**GIVEN TASK**. Read the records below and copy each line that contains "color".
═════ DATA FOR THE TASK ═════
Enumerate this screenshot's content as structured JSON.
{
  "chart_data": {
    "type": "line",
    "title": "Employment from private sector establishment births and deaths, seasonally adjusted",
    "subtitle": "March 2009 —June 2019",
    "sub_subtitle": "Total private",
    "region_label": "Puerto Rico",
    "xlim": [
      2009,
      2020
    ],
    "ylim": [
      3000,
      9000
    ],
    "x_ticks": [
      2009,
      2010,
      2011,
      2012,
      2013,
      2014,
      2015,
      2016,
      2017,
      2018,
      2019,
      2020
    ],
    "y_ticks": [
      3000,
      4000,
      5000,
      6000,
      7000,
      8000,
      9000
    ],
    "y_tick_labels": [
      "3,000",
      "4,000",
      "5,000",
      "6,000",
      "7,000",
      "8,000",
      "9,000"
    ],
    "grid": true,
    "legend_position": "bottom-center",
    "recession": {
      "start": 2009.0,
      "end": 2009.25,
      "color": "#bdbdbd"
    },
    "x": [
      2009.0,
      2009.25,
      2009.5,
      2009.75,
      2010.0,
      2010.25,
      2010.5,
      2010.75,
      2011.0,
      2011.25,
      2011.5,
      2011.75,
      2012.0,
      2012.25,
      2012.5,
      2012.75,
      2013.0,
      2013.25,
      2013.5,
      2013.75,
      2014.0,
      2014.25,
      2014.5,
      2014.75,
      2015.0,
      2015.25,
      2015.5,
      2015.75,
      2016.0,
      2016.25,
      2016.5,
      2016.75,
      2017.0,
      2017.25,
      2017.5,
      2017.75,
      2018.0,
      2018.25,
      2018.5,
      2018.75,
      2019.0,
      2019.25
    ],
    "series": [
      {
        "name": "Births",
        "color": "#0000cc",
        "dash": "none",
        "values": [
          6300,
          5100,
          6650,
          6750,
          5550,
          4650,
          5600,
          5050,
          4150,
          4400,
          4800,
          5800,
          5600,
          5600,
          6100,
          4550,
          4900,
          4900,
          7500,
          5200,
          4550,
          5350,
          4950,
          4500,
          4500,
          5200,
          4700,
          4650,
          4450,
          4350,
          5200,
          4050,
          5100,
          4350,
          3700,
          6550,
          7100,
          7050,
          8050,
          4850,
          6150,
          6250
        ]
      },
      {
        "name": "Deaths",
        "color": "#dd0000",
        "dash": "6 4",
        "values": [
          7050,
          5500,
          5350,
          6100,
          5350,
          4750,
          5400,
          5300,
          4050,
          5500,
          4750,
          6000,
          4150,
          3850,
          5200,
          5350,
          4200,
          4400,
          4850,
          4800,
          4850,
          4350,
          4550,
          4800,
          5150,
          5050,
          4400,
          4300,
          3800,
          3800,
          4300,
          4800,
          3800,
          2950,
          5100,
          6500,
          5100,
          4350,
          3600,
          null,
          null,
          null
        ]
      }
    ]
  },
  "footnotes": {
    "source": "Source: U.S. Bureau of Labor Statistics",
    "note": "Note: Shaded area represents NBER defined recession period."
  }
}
═════
**TASK SOLUTION**.
      "color": "#bdbdbd"
        "color": "#0000cc",
        "color": "#dd0000",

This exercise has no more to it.